Work to complete: All of the data needs to be repeated exactly.

Data entries:
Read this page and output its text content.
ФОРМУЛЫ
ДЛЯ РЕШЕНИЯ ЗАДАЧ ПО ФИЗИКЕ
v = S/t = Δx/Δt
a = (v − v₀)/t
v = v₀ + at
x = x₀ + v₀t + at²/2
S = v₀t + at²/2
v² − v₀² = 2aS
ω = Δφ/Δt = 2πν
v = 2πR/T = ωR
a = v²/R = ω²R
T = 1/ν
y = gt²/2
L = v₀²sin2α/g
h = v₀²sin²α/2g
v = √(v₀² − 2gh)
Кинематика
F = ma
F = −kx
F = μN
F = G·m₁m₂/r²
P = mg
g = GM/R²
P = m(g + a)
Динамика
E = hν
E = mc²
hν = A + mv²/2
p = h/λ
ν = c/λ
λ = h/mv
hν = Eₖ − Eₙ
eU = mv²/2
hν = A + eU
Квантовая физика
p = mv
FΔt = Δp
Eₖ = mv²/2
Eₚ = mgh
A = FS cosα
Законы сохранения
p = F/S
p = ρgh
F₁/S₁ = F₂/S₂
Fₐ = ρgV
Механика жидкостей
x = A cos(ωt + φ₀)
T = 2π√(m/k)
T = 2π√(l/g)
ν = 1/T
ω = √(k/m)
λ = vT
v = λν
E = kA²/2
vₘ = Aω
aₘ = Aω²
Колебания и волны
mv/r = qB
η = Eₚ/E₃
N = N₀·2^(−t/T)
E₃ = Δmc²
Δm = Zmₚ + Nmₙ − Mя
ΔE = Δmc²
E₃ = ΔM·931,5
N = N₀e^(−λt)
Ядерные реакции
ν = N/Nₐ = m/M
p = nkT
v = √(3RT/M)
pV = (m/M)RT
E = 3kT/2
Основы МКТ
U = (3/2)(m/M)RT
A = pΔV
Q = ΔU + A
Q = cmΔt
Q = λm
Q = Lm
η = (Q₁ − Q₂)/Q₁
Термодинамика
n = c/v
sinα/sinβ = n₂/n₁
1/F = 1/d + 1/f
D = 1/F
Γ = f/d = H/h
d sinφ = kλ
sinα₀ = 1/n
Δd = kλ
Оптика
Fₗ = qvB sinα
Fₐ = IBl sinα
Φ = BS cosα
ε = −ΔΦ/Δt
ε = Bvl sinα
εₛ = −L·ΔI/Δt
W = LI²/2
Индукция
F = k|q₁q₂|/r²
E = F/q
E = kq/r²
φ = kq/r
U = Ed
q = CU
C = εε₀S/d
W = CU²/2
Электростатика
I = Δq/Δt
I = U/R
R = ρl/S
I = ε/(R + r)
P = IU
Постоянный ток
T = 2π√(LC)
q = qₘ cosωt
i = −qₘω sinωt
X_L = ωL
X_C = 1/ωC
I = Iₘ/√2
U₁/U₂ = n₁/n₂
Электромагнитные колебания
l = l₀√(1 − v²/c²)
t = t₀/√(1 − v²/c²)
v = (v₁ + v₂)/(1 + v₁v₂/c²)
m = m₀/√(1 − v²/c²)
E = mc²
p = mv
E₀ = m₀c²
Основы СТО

Task solution:
Read this page and output its text content.
ФОРМУЛЫ
ДЛЯ РЕШЕНИЯ ЗАДАЧ ПО ФИЗИКЕ
v = S/t = Δx/Δt
a = (v − v₀)/t
v = v₀ + at
x = x₀ + v₀t + at²/2
S = v₀t + at²/2
v² − v₀² = 2aS
ω = Δφ/Δt = 2πν
v = 2πR/T = ωR
a = v²/R = ω²R
T = 1/ν
y = gt²/2
L = v₀²sin2α/g
h = v₀²sin²α/2g
v = √(v₀² − 2gh)
Кинематика
F = ma
F = −kx
F = μN
F = G·m₁m₂/r²
P = mg
g = GM/R²
P = m(g + a)
Динамика
E = hν
E = mc²
hν = A + mv²/2
p = h/λ
ν = c/λ
λ = h/mv
hν = Eₖ − Eₙ
eU = mv²/2
hν = A + eU
Квантовая физика
p = mv
FΔt = Δp
Eₖ = mv²/2
Eₚ = mgh
A = FS cosα
Законы сохранения
p = F/S
p = ρgh
F₁/S₁ = F₂/S₂
Fₐ = ρgV
Механика жидкостей
x = A cos(ωt + φ₀)
T = 2π√(m/k)
T = 2π√(l/g)
ν = 1/T
ω = √(k/m)
λ = vT
v = λν
E = kA²/2
vₘ = Aω
aₘ = Aω²
Колебания и волны
mv/r = qB
η = Eₚ/E₃
N = N₀·2^(−t/T)
E₃ = Δmc²
Δm = Zmₚ + Nmₙ − Mя
ΔE = Δmc²
E₃ = ΔM·931,5
N = N₀e^(−λt)
Ядерные реакции
ν = N/Nₐ = m/M
p = nkT
v = √(3RT/M)
pV = (m/M)RT
E = 3kT/2
Основы МКТ
U = (3/2)(m/M)RT
A = pΔV
Q = ΔU + A
Q = cmΔt
Q = λm
Q = Lm
η = (Q₁ − Q₂)/Q₁
Термодинамика
n = c/v
sinα/sinβ = n₂/n₁
1/F = 1/d + 1/f
D = 1/F
Γ = f/d = H/h
d sinφ = kλ
sinα₀ = 1/n
Δd = kλ
Оптика
Fₗ = qvB sinα
Fₐ = IBl sinα
Φ = BS cosα
ε = −ΔΦ/Δt
ε = Bvl sinα
εₛ = −L·ΔI/Δt
W = LI²/2
Индукция
F = k|q₁q₂|/r²
E = F/q
E = kq/r²
φ = kq/r
U = Ed
q = CU
C = εε₀S/d
W = CU²/2
Электростатика
I = Δq/Δt
I = U/R
R = ρl/S
I = ε/(R + r)
P = IU
Постоянный ток
T = 2π√(LC)
q = qₘ cosωt
i = −qₘω sinωt
X_L = ωL
X_C = 1/ωC
I = Iₘ/√2
U₁/U₂ = n₁/n₂
Электромагнитные колебания
l = l₀√(1 − v²/c²)
t = t₀/√(1 − v²/c²)
v = (v₁ + v₂)/(1 + v₁v₂/c²)
m = m₀/√(1 − v²/c²)
E = mc²
p = mv
E₀ = m₀c²
Основы СТО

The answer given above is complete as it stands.